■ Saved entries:
════════

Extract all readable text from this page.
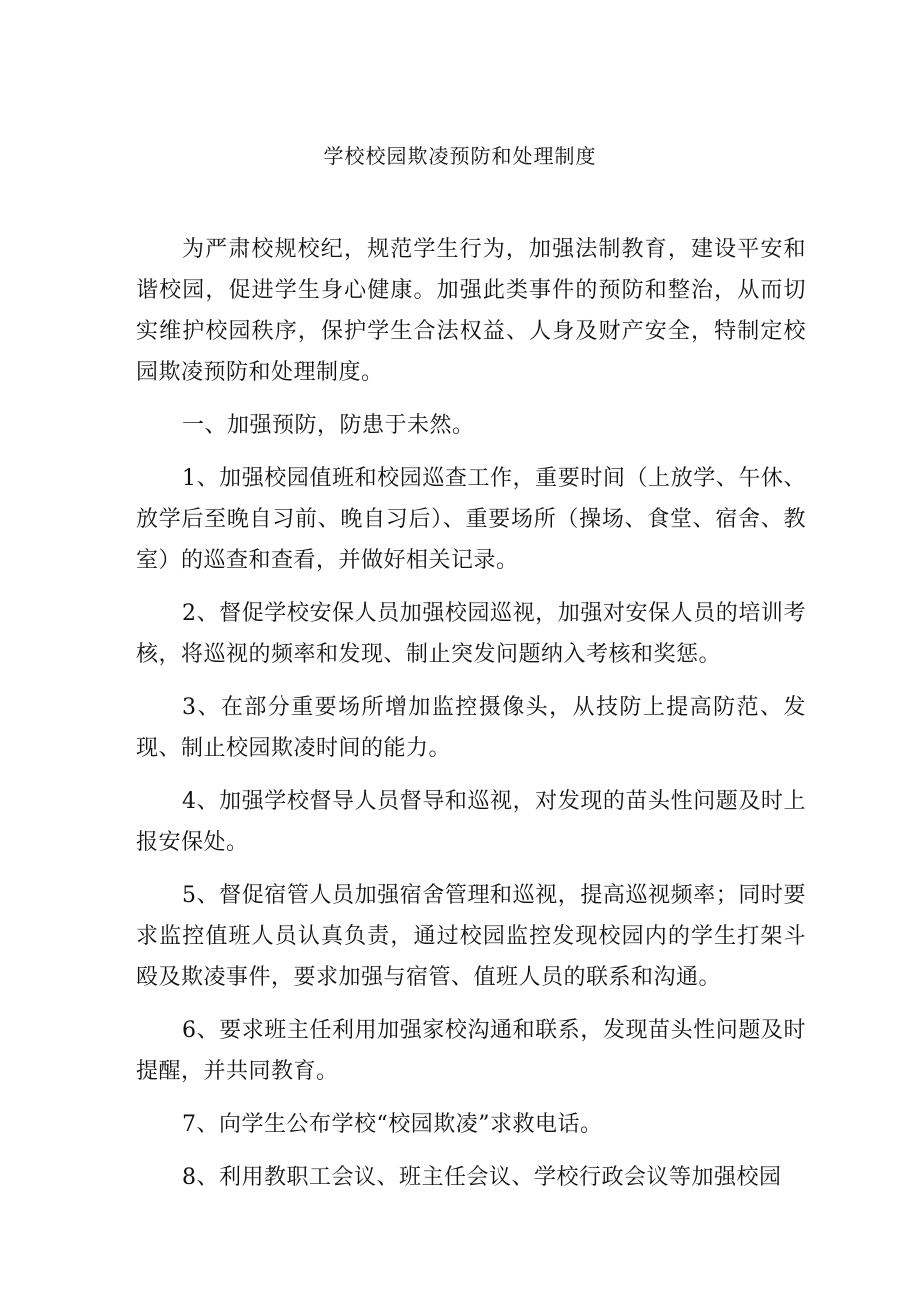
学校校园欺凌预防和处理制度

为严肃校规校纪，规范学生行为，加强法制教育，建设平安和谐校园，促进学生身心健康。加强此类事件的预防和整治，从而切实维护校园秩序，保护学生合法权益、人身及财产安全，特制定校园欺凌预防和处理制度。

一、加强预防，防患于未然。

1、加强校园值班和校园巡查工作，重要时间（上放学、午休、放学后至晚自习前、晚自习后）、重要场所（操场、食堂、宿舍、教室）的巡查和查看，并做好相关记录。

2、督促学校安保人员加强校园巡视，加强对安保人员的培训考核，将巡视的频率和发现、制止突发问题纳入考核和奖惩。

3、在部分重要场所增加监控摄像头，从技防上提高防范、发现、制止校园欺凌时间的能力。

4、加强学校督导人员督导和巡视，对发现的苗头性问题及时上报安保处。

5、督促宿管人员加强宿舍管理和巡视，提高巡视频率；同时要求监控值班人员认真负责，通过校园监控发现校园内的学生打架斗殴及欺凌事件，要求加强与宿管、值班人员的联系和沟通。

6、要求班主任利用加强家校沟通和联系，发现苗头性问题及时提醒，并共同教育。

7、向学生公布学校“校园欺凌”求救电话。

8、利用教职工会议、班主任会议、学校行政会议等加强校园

════════

■ What needs to be done: Retype all the records shown above, character for character. Omit every picture.

■ Result of this exercise:
Extract all readable text from this page.
学校校园欺凌预防和处理制度

为严肃校规校纪，规范学生行为，加强法制教育，建设平安和谐校园，促进学生身心健康。加强此类事件的预防和整治，从而切实维护校园秩序，保护学生合法权益、人身及财产安全，特制定校园欺凌预防和处理制度。

一、加强预防，防患于未然。

1、加强校园值班和校园巡查工作，重要时间（上放学、午休、放学后至晚自习前、晚自习后）、重要场所（操场、食堂、宿舍、教室）的巡查和查看，并做好相关记录。

2、督促学校安保人员加强校园巡视，加强对安保人员的培训考核，将巡视的频率和发现、制止突发问题纳入考核和奖惩。

3、在部分重要场所增加监控摄像头，从技防上提高防范、发现、制止校园欺凌时间的能力。

4、加强学校督导人员督导和巡视，对发现的苗头性问题及时上报安保处。

5、督促宿管人员加强宿舍管理和巡视，提高巡视频率；同时要求监控值班人员认真负责，通过校园监控发现校园内的学生打架斗殴及欺凌事件，要求加强与宿管、值班人员的联系和沟通。

6、要求班主任利用加强家校沟通和联系，发现苗头性问题及时提醒，并共同教育。

7、向学生公布学校“校园欺凌”求救电话。

8、利用教职工会议、班主任会议、学校行政会议等加强校园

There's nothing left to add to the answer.